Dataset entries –
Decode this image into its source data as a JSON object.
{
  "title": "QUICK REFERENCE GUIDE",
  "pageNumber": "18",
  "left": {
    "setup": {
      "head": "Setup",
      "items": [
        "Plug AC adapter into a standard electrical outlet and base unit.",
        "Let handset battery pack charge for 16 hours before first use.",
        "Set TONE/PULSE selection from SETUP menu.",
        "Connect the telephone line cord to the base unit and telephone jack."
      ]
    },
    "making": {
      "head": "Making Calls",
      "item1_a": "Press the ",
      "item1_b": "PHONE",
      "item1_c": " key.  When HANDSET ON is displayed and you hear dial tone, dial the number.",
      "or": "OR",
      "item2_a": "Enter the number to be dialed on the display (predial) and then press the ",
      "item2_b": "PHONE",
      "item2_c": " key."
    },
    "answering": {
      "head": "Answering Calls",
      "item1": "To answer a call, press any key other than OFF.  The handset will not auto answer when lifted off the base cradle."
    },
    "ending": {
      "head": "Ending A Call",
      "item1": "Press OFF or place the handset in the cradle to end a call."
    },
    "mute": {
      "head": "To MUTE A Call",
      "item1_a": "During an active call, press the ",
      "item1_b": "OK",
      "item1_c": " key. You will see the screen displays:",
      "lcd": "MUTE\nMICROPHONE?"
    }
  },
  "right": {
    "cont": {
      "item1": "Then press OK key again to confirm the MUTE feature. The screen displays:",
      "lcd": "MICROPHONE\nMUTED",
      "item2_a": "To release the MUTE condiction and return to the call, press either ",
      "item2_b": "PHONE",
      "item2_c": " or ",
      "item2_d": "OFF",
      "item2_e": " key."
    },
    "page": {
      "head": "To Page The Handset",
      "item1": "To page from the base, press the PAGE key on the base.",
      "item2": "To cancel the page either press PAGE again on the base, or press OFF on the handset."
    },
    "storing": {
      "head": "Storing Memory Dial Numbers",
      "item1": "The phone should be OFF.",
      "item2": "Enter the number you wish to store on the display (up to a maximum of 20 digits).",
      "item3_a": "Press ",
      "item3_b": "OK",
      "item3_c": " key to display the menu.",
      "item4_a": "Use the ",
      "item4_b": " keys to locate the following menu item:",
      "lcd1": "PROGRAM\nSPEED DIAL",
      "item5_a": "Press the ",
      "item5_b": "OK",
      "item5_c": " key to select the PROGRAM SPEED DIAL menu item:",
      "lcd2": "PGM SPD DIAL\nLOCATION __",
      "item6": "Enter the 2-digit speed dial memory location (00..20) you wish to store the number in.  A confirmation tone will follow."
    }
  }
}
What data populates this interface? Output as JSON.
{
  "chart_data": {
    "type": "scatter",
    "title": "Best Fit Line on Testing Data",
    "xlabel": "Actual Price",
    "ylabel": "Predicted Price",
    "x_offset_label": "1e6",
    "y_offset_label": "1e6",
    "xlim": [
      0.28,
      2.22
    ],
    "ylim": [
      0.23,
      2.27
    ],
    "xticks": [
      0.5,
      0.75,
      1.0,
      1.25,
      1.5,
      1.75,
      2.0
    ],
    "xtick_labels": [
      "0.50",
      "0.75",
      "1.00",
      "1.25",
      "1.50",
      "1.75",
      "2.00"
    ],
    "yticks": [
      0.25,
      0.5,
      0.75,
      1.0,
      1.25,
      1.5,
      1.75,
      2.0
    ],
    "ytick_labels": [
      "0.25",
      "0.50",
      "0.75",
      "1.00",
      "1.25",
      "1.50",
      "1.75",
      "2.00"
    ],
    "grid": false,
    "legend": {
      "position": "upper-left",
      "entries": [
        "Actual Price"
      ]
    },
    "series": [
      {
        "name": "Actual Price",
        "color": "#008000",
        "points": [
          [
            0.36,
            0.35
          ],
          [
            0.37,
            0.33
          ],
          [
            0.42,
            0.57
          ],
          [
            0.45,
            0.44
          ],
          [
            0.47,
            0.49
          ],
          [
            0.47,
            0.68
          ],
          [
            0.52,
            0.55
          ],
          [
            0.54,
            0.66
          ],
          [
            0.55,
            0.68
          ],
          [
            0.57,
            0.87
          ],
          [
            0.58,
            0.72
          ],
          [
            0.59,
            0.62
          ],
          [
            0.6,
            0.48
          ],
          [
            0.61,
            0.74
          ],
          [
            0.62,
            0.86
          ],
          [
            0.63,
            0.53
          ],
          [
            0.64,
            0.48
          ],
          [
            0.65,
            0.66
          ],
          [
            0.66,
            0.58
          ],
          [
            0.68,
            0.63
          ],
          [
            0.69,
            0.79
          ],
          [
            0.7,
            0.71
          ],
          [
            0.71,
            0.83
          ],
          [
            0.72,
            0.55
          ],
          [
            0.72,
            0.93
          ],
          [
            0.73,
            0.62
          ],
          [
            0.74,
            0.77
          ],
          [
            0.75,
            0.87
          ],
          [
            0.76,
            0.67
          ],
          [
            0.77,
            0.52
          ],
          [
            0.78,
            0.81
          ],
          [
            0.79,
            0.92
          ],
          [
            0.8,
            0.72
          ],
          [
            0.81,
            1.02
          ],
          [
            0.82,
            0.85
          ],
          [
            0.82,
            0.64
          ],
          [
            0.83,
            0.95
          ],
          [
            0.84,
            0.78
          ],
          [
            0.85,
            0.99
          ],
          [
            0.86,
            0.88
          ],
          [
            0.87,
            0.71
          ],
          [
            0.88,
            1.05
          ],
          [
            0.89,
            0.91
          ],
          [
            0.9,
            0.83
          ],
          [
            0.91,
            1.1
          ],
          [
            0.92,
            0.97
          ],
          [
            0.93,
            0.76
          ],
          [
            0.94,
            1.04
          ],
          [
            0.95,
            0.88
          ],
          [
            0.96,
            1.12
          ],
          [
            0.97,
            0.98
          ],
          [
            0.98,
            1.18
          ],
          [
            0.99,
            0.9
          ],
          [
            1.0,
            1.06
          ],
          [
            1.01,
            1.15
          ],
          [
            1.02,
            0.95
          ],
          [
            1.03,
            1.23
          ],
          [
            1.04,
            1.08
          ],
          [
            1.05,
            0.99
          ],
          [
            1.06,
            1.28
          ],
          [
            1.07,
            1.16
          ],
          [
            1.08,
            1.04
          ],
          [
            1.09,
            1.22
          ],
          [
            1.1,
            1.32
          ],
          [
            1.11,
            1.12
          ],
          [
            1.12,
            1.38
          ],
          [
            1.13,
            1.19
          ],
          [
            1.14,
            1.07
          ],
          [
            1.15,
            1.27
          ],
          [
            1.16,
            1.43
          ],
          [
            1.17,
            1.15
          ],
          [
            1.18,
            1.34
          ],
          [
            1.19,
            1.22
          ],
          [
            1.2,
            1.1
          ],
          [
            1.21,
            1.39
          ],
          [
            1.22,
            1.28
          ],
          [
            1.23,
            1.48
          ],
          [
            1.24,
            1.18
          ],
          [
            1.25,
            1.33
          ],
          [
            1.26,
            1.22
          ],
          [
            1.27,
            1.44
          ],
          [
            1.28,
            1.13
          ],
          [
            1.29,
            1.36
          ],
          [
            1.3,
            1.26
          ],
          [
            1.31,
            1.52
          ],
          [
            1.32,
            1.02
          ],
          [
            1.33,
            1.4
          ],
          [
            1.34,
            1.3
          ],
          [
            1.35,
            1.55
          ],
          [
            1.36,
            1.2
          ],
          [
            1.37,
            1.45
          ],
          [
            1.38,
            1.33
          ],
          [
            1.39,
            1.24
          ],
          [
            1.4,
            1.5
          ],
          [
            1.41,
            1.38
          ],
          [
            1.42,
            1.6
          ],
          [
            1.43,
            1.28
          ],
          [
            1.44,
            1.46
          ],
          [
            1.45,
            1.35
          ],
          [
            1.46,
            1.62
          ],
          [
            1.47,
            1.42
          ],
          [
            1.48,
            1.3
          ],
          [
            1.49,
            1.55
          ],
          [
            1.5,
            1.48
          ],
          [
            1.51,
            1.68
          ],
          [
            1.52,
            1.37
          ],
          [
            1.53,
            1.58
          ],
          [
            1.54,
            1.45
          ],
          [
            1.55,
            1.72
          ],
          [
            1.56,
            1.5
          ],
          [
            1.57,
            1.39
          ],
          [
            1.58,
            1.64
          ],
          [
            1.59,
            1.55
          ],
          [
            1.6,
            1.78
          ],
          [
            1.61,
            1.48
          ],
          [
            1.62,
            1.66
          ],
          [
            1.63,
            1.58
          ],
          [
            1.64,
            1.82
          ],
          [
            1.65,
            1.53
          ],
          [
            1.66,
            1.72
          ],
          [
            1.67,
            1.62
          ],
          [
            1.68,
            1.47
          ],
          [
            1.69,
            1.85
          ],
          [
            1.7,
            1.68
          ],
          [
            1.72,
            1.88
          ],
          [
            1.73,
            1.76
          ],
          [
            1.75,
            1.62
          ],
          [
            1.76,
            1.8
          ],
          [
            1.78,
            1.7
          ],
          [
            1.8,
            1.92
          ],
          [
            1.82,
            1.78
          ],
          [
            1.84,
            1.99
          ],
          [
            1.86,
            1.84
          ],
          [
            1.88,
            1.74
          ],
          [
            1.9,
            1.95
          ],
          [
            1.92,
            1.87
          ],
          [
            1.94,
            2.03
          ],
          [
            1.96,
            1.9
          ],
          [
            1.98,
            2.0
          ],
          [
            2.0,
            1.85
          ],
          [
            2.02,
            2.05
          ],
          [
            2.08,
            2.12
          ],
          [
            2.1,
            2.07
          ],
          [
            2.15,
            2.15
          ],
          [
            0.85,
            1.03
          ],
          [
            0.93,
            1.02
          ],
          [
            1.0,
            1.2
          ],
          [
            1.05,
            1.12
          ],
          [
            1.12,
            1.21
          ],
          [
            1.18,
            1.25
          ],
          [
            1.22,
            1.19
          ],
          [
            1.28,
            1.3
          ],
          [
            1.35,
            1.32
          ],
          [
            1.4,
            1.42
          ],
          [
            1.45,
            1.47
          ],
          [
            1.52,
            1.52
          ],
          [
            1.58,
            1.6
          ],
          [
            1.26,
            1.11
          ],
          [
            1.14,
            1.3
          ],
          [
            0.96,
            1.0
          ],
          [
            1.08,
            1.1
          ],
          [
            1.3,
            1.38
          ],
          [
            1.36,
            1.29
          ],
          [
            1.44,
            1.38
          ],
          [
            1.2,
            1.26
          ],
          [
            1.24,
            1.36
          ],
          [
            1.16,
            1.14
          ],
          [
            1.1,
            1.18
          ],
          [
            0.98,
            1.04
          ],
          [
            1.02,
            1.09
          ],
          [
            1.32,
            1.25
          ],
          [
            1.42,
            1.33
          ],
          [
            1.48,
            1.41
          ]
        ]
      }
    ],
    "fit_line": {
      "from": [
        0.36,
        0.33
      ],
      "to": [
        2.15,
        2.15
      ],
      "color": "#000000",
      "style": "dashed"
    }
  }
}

REQUIRED TASK –
Gather every line containing the word "will" and copy it.

EXERCISE RESPONSE –
      "item1": "To answer a call, press any key other than OFF.  The handset will not auto answer when lifted off the base cradle."
      "item1_c": " key. You will see the screen displays:",
      "item6": "Enter the 2-digit speed dial memory location (00..20) you wish to store the number in.  A confirmation tone will follow."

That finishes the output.